** Required work **
1 – Answer these questions from the passage on cooperative platforms:
(a) Who founded La'Zooz?
(b) In which state did the union-backed taxi co-op Green Taxi launch?
(c) Which organization launched Fair Care Labs?
2 – Duplicate the stretch of the passage on cooperative platforms from "If cooperative platforms" through "or slow-food movements.".

** Exercise passage **
***

The traditional cooperative, though, has existed for decades and tends to be local, like a grocery store or a bakery. It keeps money in the community and creates a direct and often overlapping connection between workers and consumers. That doesn’t mesh well with the existing, venture capital-funded on-demand platforms, which need massive scale to prove their often outsize valuations and to prove they can dominate what are often considered winner take-all sectors. (Uber, remember, is just 7 years old and is already a global force.)

But an open competitor wouldn’t need to match massive scale. Instead, it could offer a gateway to an interconnected network of local cooperatives.“For instance, you could imagine Uber replaced by an open-source app that everyone could download and use wherever they went, but depending on where they were, it would reach different cooperatives, meaning more local control. And a lot of times, things are better-run at a local level,” says Schneider.

If the problems of scale can be surmounted, there’s still a bigger problem: money. The millions that flow into Uber, for example, allow it to severely undercut taxi fares in order to gain market share. (The assumption being, of course, that once it’s become dominant, Uber will raise prices to become profitable.)

“It is so hard to create cooperative platforms and make them fight giants who are backed by VC funds.”

That massive war chest is partly what doomed La’Zooz, a Israel-based platform that would have competed with Uber. “We couldn’t find the needed support from the community,” says Eitan Katchka, founder of La’Zooz. He’s currently working on, a platform for ride-hailing that would allow users to create their own networks. But, he says, “it is so hard to create cooperative platforms and make them fight giants who are backed by VC funds.”

If cooperative platforms can compete on a technological level with the dominant players of the on-demand economy but can’t match their bankrolls, they might have to appeal to more than customers’ wallets. Here advocates point out that people are willing to pay a premium for products and services produced or rendered ethically—think of the fair trade, organic, or slow-food movements.

Good design would let cooperative platforms tout their commitment to workers. “In the interface of the cooperative app, you could make very clear how your platform is superior, morally, ethically, to those extractive platforms,” says Scholz. Moreover, without having to worry about investor returns or profitability, they could potentially offer competitive prices (notwithstanding the subsidies made possible by VC money).

That leads to the final challenge: policy. Governments are often more eager to provide incentives to large companies claiming to be job creators than to local co-ops. Schneider, however, says he sees that changing. “More and more people involved in public policy are realizing that that strategy is very limited and unsustainable, and if we want to build lasting, local wealth, cooperative enterprises are a very powerful tool to do that,” he says.

Scholz is starting a platform cooperative foundation, which could receive grants to create open-source programs to be used by cooperatives around the world. And alternatives to the dominant players have already arrived. The National Domestic Workers Alliance recently launched Fair Care Labs, aimed at creating platforms that give domestic workers—who were exploited and reliant on gigs long before on-demand apps emerged—more control over their work. In Colorado, a union-backed taxi co-op called Green Taxi launched with $500 financial commitments from more than 700 drivers, though the group still faces regulatory challenges.

A single co-op might not sound like much compared to Uber’s global juggernaut. But advocates say it’s just the beginning, and it’s a small and necessary step toward making the on-demand economy more humane for the people working in it. At least, that is, until the driverless cars arrive.

***

** Entries provided **
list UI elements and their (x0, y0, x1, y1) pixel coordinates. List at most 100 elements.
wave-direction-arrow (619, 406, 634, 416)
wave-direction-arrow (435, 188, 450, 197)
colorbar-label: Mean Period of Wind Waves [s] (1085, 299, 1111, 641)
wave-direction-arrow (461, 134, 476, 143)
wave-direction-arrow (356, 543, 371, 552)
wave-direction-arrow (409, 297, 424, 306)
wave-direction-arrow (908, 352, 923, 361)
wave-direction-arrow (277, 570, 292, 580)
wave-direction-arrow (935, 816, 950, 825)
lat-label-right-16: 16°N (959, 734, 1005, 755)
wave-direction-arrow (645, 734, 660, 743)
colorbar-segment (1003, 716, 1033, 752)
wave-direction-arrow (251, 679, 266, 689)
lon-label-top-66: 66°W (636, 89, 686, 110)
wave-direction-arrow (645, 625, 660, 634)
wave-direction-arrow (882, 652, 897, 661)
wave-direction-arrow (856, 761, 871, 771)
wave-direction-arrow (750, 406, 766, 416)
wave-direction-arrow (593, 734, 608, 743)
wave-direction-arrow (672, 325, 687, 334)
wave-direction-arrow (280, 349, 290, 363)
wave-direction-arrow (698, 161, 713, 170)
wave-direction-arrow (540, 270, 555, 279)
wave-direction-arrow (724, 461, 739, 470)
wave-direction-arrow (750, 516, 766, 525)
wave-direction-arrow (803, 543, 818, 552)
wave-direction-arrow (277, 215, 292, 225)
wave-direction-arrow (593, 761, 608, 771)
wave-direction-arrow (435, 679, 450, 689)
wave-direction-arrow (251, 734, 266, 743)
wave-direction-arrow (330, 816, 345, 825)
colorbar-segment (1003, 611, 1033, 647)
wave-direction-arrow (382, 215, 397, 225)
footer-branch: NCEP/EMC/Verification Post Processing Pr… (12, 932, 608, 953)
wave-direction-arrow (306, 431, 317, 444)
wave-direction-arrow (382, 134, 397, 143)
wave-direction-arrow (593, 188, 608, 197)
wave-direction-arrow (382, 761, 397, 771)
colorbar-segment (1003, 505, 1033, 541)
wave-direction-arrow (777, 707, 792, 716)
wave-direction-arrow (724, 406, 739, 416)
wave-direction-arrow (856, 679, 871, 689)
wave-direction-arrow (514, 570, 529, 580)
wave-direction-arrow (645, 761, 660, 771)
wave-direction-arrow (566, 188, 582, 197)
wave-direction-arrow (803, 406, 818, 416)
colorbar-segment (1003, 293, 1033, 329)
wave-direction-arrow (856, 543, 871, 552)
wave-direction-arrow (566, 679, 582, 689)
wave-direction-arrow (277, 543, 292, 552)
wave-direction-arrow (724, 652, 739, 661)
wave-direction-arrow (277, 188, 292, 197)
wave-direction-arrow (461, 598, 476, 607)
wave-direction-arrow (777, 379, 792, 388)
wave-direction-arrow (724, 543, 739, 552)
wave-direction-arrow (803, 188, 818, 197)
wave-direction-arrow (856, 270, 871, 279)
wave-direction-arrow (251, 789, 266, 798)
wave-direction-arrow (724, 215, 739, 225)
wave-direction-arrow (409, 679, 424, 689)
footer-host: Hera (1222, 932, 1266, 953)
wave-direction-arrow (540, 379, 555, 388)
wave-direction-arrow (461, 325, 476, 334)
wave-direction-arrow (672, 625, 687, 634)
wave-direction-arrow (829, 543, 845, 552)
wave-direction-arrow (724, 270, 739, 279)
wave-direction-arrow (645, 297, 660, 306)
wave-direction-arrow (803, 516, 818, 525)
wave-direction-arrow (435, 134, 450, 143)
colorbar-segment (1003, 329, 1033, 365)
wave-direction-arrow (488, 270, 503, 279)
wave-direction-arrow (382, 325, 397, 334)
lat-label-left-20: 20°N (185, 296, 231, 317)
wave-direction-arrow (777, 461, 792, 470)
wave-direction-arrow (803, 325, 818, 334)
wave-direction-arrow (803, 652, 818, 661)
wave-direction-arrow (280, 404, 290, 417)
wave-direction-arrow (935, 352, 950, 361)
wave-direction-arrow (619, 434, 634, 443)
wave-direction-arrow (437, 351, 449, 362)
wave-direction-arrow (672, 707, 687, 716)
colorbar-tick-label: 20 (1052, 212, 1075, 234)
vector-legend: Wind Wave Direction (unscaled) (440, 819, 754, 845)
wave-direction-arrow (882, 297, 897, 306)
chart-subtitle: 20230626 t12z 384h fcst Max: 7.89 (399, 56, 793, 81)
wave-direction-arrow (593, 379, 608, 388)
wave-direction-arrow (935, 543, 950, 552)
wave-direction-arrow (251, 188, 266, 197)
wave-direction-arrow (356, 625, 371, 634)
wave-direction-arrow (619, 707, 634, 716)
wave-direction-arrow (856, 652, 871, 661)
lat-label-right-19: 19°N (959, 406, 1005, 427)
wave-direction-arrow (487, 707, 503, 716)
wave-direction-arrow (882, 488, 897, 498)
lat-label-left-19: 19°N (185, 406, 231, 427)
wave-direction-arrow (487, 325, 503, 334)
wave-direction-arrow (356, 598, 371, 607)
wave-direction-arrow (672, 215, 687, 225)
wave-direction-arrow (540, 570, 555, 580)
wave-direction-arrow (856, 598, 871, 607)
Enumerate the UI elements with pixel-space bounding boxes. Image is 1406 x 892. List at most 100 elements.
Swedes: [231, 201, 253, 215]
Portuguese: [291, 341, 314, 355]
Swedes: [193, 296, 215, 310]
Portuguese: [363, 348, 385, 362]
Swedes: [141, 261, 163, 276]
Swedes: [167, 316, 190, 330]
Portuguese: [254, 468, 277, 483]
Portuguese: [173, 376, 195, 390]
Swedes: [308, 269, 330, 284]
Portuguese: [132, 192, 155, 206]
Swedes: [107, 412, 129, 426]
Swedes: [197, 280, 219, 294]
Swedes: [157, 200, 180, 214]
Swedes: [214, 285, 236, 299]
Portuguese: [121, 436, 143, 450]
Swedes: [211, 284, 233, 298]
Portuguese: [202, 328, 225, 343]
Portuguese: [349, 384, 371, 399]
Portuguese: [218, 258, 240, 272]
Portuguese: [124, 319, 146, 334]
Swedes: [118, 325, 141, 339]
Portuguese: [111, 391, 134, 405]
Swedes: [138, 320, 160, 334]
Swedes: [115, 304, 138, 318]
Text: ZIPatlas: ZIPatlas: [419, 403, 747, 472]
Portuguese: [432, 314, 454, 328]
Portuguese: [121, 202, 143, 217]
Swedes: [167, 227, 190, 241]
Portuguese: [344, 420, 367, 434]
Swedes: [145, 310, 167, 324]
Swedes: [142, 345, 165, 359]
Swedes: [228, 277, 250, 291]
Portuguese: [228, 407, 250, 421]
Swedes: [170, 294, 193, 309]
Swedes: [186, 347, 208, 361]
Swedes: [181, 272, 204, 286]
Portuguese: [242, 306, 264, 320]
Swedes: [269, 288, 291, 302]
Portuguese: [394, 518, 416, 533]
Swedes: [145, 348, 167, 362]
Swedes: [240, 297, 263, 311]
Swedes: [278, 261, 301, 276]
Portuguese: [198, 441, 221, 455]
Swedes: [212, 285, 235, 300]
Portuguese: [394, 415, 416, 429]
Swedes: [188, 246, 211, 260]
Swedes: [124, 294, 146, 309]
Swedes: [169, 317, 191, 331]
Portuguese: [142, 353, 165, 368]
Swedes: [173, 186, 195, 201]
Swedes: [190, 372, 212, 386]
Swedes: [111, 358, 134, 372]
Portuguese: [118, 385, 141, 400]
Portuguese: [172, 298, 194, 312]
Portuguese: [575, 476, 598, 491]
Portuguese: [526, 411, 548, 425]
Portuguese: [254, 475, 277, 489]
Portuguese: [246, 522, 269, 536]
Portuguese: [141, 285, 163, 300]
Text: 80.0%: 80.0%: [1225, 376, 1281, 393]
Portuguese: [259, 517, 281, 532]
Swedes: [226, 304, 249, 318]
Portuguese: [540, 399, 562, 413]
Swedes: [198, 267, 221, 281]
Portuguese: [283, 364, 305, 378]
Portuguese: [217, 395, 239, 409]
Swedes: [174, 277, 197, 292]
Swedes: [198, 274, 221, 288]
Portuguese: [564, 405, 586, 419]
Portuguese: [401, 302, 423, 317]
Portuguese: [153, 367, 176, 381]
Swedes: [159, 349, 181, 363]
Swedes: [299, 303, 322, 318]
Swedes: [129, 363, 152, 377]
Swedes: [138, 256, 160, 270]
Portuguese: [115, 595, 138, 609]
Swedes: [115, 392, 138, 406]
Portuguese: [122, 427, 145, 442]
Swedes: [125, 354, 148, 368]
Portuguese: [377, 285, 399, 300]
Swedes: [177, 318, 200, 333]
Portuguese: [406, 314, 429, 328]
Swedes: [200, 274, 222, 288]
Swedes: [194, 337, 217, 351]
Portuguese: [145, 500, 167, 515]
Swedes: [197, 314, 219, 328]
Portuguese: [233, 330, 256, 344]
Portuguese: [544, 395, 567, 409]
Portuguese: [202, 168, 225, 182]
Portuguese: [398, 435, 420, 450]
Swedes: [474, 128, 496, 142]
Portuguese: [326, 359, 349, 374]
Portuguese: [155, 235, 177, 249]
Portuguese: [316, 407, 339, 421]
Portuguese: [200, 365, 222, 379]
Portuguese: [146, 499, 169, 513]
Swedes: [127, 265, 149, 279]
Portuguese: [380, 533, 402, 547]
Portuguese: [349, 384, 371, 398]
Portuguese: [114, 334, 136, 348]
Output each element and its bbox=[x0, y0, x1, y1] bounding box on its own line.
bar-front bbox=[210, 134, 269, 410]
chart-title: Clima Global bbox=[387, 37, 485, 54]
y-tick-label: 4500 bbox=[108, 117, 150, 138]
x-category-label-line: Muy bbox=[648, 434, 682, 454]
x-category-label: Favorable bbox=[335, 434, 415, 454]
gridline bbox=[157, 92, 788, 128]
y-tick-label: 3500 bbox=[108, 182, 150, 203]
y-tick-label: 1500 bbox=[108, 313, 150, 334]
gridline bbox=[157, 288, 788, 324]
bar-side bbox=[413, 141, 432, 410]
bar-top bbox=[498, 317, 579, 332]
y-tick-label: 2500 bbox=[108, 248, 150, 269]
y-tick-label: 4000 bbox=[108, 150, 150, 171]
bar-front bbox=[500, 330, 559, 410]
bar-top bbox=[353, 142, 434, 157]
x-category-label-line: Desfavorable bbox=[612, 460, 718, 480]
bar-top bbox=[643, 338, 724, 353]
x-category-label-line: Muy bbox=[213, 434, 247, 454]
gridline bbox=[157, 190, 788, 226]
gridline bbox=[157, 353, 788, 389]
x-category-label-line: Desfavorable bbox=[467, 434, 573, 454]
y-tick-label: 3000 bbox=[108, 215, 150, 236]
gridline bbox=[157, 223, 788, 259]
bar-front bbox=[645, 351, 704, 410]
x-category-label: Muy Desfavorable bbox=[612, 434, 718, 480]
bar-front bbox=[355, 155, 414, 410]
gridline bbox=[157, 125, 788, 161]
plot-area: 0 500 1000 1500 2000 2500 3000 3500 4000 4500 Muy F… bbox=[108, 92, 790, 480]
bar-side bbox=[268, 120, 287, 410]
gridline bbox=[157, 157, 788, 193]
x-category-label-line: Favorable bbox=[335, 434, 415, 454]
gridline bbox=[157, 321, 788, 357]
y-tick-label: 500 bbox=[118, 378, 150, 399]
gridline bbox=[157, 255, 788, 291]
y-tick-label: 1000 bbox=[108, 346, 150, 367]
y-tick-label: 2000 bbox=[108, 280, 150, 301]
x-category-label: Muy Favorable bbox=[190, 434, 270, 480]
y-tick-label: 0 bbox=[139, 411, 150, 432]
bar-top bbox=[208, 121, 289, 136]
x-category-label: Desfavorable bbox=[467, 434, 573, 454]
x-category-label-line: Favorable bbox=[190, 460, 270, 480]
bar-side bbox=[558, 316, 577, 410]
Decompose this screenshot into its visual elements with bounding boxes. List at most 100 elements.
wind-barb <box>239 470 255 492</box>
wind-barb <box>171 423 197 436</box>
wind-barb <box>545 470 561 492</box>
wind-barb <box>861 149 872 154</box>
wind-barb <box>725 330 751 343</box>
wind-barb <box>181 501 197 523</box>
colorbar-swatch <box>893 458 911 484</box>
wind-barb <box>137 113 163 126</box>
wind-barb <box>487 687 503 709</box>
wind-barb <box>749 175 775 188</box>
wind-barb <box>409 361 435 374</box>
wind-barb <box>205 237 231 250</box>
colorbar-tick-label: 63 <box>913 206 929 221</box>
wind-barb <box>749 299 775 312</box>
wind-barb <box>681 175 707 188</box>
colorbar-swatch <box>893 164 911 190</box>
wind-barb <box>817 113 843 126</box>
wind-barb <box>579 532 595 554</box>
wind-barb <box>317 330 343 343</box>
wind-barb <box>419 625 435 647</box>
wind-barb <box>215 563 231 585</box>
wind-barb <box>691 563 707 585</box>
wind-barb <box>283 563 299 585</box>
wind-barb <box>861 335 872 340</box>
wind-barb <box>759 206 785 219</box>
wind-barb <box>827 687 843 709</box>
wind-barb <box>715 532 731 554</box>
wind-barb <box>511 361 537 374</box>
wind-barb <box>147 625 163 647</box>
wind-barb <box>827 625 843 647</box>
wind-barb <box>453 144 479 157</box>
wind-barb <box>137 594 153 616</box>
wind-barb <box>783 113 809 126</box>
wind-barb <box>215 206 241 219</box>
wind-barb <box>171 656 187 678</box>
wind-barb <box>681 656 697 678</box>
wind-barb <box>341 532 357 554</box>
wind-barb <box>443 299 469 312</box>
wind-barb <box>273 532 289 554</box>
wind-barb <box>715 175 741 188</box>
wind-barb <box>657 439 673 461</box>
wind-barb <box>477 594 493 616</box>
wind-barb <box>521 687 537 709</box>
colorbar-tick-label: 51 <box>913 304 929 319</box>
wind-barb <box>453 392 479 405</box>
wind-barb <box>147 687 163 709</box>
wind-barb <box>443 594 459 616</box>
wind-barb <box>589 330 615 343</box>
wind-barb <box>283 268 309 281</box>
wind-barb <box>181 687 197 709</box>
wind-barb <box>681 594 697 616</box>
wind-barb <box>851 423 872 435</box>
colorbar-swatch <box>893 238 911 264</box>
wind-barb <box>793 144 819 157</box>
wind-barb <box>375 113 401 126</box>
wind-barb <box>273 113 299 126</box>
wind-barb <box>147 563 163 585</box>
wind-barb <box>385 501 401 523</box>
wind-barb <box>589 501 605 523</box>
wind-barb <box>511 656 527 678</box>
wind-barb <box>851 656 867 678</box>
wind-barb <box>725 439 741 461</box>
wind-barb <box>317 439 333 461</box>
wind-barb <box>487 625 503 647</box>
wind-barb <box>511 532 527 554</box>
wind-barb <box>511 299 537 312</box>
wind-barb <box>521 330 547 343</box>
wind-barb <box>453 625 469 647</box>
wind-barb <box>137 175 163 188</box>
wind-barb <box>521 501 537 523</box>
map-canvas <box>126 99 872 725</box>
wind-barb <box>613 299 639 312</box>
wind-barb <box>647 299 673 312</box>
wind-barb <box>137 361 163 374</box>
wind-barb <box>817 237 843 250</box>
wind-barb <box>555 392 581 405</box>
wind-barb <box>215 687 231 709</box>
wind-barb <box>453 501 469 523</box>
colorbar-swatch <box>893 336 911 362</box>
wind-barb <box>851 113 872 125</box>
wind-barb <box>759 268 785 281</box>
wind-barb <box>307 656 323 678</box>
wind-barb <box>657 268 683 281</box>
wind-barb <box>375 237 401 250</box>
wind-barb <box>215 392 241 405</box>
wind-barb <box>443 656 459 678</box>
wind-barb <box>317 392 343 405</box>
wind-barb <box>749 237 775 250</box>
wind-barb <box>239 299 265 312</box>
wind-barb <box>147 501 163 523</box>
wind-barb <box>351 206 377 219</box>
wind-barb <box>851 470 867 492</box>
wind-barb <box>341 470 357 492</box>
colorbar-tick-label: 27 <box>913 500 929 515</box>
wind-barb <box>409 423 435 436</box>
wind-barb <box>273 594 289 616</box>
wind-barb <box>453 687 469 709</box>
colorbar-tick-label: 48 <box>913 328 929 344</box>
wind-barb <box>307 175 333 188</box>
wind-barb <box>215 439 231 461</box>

***

** Results of the tasks **
1 –
(a) Eitan Katchka
(b) Colorado
(c) The National Domestic Workers Alliance

2 –
If cooperative platforms can compete on a technological level with the dominant players of the on-demand economy but can’t match their bankrolls, they might have to appeal to more than customers’ wallets. Here advocates point out that people are willing to pay a premium for products and services produced or rendered ethically—think of the fair trade, organic, or slow-food movements.